Text content records for pages:
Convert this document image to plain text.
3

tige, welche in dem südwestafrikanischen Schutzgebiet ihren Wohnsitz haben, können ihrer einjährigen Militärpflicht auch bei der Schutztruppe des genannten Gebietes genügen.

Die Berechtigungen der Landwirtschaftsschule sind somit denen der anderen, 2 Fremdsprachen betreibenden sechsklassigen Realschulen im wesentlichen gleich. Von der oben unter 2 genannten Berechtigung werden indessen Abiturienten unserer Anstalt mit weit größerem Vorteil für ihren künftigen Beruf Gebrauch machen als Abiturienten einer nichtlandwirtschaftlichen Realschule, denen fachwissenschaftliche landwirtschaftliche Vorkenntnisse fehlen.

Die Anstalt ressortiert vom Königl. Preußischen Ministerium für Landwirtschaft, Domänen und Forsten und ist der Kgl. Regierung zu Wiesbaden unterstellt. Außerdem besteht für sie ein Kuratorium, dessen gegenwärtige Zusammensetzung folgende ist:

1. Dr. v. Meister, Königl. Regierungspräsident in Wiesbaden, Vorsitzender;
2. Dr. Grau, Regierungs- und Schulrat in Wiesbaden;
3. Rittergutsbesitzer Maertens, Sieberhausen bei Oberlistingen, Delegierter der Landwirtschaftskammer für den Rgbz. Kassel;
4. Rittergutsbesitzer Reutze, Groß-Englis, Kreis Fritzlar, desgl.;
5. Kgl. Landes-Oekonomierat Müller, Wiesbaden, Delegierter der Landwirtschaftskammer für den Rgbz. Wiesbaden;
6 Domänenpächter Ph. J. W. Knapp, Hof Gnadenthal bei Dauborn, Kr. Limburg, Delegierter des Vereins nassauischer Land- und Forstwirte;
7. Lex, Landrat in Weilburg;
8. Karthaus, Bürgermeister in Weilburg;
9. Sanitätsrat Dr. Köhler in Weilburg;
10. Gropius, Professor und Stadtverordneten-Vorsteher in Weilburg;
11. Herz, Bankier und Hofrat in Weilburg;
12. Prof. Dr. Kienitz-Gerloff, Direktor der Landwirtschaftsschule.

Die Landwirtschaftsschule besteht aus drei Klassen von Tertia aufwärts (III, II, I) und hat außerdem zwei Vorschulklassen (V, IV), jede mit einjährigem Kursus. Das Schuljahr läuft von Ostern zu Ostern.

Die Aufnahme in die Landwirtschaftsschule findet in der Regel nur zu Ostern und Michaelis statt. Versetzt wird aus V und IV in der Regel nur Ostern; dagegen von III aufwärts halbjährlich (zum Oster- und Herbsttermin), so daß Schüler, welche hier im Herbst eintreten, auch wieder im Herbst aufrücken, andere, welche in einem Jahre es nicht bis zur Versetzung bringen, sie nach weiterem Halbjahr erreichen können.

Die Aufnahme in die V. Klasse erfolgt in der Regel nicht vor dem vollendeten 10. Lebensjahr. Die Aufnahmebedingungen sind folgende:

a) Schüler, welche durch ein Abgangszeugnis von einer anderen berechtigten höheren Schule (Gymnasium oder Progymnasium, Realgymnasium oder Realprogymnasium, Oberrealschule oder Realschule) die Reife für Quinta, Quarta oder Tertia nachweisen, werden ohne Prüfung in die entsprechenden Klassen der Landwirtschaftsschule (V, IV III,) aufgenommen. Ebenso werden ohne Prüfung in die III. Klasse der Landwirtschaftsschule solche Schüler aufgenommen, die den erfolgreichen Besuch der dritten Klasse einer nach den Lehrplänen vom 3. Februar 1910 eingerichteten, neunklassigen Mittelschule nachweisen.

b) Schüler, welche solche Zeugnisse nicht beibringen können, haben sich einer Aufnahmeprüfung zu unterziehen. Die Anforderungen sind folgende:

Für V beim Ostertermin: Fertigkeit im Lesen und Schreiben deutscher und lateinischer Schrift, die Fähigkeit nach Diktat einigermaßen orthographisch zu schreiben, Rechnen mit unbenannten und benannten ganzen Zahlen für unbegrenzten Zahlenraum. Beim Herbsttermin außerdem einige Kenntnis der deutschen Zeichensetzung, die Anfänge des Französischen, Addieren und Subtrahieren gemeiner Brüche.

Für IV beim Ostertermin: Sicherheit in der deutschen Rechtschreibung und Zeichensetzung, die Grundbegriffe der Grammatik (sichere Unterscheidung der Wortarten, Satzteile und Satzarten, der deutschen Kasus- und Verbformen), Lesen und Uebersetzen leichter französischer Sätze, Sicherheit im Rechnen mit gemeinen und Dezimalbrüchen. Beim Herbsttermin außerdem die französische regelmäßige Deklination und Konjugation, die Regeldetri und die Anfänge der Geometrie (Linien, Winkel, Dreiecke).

▶ **What you will do**
The answer should consist of every entry, repeated word for word.

▶ **Solution below**
Convert this document image to plain text.
3

tige, welche in dem südwestafrikanischen Schutzgebiet ihren Wohnsitz haben, können ihrer einjährigen Militärpflicht auch bei der Schutztruppe des genannten Gebietes genügen.

Die Berechtigungen der Landwirtschaftsschule sind somit denen der anderen, 2 Fremdsprachen betreibenden sechsklassigen Realschulen im wesentlichen gleich. Von der oben unter 2 genannten Berechtigung werden indessen Abiturienten unserer Anstalt mit weit größerem Vorteil für ihren künftigen Beruf Gebrauch machen als Abiturienten einer nichtlandwirtschaftlichen Realschule, denen fachwissenschaftliche landwirtschaftliche Vorkenntnisse fehlen.

Die Anstalt ressortiert vom Königl. Preußischen Ministerium für Landwirtschaft, Domänen und Forsten und ist der Kgl. Regierung zu Wiesbaden unterstellt. Außerdem besteht für sie ein Kuratorium, dessen gegenwärtige Zusammensetzung folgende ist:

1. Dr. v. Meister, Königl. Regierungspräsident in Wiesbaden, Vorsitzender;
2. Dr. Grau, Regierungs- und Schulrat in Wiesbaden;
3. Rittergutsbesitzer Maertens, Sieberhausen bei Oberlistingen, Delegierter der Landwirtschaftskammer für den Rgbz. Kassel;
4. Rittergutsbesitzer Reutze, Groß-Englis, Kreis Fritzlar, desgl.;
5. Kgl. Landes-Oekonomierat Müller, Wiesbaden, Delegierter der Landwirtschaftskammer für den Rgbz. Wiesbaden;
6 Domänenpächter Ph. J. W. Knapp, Hof Gnadenthal bei Dauborn, Kr. Limburg, Delegierter des Vereins nassauischer Land- und Forstwirte;
7. Lex, Landrat in Weilburg;
8. Karthaus, Bürgermeister in Weilburg;
9. Sanitätsrat Dr. Köhler in Weilburg;
10. Gropius, Professor und Stadtverordneten-Vorsteher in Weilburg;
11. Herz, Bankier und Hofrat in Weilburg;
12. Prof. Dr. Kienitz-Gerloff, Direktor der Landwirtschaftsschule.

Die Landwirtschaftsschule besteht aus drei Klassen von Tertia aufwärts (III, II, I) und hat außerdem zwei Vorschulklassen (V, IV), jede mit einjährigem Kursus. Das Schuljahr läuft von Ostern zu Ostern.

Die Aufnahme in die Landwirtschaftsschule findet in der Regel nur zu Ostern und Michaelis statt. Versetzt wird aus V und IV in der Regel nur Ostern; dagegen von III aufwärts halbjährlich (zum Oster- und Herbsttermin), so daß Schüler, welche hier im Herbst eintreten, auch wieder im Herbst aufrücken, andere, welche in einem Jahre es nicht bis zur Versetzung bringen, sie nach weiterem Halbjahr erreichen können.

Die Aufnahme in die V. Klasse erfolgt in der Regel nicht vor dem vollendeten 10. Lebensjahr. Die Aufnahmebedingungen sind folgende:

a) Schüler, welche durch ein Abgangszeugnis von einer anderen berechtigten höheren Schule (Gymnasium oder Progymnasium, Realgymnasium oder Realprogymnasium, Oberrealschule oder Realschule) die Reife für Quinta, Quarta oder Tertia nachweisen, werden ohne Prüfung in die entsprechenden Klassen der Landwirtschaftsschule (V, IV III,) aufgenommen. Ebenso werden ohne Prüfung in die III. Klasse der Landwirtschaftsschule solche Schüler aufgenommen, die den erfolgreichen Besuch der dritten Klasse einer nach den Lehrplänen vom 3. Februar 1910 eingerichteten, neunklassigen Mittelschule nachweisen.

b) Schüler, welche solche Zeugnisse nicht beibringen können, haben sich einer Aufnahmeprüfung zu unterziehen. Die Anforderungen sind folgende:

Für V beim Ostertermin: Fertigkeit im Lesen und Schreiben deutscher und lateinischer Schrift, die Fähigkeit nach Diktat einigermaßen orthographisch zu schreiben, Rechnen mit unbenannten und benannten ganzen Zahlen für unbegrenzten Zahlenraum. Beim Herbsttermin außerdem einige Kenntnis der deutschen Zeichensetzung, die Anfänge des Französischen, Addieren und Subtrahieren gemeiner Brüche.

Für IV beim Ostertermin: Sicherheit in der deutschen Rechtschreibung und Zeichensetzung, die Grundbegriffe der Grammatik (sichere Unterscheidung der Wortarten, Satzteile und Satzarten, der deutschen Kasus- und Verbformen), Lesen und Uebersetzen leichter französischer Sätze, Sicherheit im Rechnen mit gemeinen und Dezimalbrüchen. Beim Herbsttermin außerdem die französische regelmäßige Deklination und Konjugation, die Regeldetri und die Anfänge der Geometrie (Linien, Winkel, Dreiecke).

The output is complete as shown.